[[ Given passage, beginning ]]

Epic Games fired roughly 830 people this year, or 16 percent of its staff. This included significant job cuts at Mediatonic, the studio behind Fall Guys that Epic purchased in 2021.
“For a while now, we've been spending way more money than we earn,” CEO Tim Sweeney wrote about the layoffs. He continued, “I had long been optimistic that we could power through this transition without layoffs, but in retrospect I see that this was unrealistic.”
Electronic Arts was one of the first video game companies to institute significant layoffs this year, with a reduction of 6 percent of its workforce, or about 800 employees, in March. EA later cut jobs at Dirt and F1 studio Codemasters, which it purchased in 2021 for $1.2 billion. EA culled an estimated 1,130 jobs in 2023.
CD Projekt RED and Sega each laid off about 100 people in the past 12 months, while Ubisoft fired an estimated 255 employees. Microsoft cut 10,000 jobs across its businesses early in the year, and that included about 100 people at Halo studio 343 industries.

[[ Given passage, end ]]
[[ Information shown, beginning ]]

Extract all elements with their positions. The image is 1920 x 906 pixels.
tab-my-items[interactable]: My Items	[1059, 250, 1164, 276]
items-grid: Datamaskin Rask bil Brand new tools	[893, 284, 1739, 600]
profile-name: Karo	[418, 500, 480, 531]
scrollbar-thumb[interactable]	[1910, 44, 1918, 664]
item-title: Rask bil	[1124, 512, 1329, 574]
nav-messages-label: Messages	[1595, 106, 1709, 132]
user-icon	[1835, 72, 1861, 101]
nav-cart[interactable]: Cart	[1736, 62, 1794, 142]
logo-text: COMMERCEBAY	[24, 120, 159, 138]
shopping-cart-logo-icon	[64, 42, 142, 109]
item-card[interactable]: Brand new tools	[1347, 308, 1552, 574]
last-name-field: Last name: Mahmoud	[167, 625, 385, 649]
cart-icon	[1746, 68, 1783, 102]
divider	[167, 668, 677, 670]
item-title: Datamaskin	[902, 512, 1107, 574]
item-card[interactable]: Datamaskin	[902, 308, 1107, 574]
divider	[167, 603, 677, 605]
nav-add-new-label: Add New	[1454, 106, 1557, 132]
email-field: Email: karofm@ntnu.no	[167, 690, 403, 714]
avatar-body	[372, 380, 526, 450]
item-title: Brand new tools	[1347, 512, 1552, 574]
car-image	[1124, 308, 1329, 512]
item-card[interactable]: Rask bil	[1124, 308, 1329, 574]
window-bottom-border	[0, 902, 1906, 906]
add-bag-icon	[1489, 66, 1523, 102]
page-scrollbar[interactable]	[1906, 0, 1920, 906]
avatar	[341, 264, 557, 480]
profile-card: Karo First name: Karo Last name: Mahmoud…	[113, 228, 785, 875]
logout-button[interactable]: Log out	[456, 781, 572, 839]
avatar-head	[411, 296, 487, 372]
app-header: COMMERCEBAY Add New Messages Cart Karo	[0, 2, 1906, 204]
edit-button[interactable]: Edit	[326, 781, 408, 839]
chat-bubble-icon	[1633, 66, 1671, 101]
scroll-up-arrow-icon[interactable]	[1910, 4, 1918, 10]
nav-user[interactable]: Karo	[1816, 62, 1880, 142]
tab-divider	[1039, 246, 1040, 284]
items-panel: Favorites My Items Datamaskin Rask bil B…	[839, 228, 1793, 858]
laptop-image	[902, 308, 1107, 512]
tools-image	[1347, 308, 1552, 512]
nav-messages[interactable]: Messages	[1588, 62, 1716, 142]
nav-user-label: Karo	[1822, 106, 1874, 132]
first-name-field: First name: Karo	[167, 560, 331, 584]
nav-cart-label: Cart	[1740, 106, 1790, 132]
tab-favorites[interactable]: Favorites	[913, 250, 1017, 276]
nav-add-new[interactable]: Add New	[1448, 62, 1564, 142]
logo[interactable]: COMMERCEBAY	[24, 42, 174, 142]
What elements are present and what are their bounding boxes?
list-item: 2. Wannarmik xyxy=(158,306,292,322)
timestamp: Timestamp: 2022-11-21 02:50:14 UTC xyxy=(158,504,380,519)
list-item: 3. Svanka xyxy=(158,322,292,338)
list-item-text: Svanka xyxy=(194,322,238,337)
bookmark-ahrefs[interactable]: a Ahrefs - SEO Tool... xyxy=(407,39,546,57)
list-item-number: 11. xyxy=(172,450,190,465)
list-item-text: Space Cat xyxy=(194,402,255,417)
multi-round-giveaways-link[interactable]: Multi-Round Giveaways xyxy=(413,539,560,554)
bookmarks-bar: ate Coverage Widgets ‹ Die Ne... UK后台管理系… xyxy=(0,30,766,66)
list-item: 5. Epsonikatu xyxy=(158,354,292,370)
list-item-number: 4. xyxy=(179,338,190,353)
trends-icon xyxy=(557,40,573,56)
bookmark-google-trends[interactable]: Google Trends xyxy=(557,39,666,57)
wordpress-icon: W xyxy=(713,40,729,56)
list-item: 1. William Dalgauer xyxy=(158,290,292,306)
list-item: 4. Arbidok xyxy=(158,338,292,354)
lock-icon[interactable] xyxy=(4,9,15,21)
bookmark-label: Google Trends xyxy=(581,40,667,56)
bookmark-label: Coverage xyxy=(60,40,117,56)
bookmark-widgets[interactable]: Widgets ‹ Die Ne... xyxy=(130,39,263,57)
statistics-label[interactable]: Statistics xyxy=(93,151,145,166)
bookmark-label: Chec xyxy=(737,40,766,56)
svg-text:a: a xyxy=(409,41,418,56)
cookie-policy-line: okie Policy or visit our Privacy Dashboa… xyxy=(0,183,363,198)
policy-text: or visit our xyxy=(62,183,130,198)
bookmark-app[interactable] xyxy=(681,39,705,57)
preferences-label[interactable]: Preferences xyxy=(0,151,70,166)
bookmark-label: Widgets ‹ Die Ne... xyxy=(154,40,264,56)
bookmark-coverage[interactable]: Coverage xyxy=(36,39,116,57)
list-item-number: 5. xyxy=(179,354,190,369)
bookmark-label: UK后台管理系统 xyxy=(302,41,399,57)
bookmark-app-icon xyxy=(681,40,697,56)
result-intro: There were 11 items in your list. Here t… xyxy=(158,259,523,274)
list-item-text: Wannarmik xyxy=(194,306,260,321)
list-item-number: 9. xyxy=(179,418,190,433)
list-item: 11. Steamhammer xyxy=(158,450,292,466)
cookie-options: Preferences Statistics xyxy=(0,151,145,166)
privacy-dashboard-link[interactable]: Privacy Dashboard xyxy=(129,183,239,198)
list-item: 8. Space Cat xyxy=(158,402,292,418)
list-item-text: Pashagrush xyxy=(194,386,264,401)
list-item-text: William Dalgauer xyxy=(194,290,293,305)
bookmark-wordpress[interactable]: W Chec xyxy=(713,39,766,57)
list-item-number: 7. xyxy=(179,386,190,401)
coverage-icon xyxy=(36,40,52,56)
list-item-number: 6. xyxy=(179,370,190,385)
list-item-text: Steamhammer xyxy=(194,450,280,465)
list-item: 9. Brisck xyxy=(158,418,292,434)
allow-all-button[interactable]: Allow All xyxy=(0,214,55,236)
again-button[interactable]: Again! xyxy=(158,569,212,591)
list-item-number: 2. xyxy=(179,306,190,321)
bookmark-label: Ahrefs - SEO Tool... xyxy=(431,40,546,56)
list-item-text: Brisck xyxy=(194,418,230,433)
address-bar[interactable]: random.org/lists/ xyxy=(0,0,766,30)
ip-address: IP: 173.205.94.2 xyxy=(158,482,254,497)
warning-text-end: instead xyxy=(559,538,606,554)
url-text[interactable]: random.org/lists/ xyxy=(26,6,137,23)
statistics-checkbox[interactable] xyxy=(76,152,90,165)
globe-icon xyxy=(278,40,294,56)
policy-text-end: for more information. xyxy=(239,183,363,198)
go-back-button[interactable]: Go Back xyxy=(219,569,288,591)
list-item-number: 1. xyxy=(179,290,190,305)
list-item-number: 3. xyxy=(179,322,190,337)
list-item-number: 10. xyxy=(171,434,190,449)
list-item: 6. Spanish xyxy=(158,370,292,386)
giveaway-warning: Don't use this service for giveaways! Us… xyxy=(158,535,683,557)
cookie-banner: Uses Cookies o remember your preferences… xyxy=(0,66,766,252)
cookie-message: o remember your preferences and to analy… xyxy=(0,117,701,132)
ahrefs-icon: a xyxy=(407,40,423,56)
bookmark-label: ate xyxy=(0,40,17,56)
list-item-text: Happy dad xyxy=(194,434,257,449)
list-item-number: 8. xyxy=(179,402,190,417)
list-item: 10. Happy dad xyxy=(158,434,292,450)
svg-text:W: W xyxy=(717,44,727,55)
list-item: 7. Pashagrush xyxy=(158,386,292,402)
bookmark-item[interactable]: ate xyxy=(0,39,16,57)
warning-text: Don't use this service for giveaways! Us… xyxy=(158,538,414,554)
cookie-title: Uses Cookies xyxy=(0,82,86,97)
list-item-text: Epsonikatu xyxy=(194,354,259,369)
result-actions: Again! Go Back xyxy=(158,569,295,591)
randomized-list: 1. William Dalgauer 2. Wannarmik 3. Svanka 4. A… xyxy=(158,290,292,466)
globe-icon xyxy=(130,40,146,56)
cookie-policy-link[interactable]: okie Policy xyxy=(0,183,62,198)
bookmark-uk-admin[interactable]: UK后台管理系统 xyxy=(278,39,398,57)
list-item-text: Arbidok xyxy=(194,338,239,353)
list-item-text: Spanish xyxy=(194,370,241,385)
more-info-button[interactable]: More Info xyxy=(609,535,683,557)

[[ Information shown, end ]]

Exercise prompt:
List every video game title or series named in the passage on video game layoffs. These records were taken from a different source than the passage on video game layoffs.

Reply to the exercise:
Fall Guys, Dirt, F1, Halo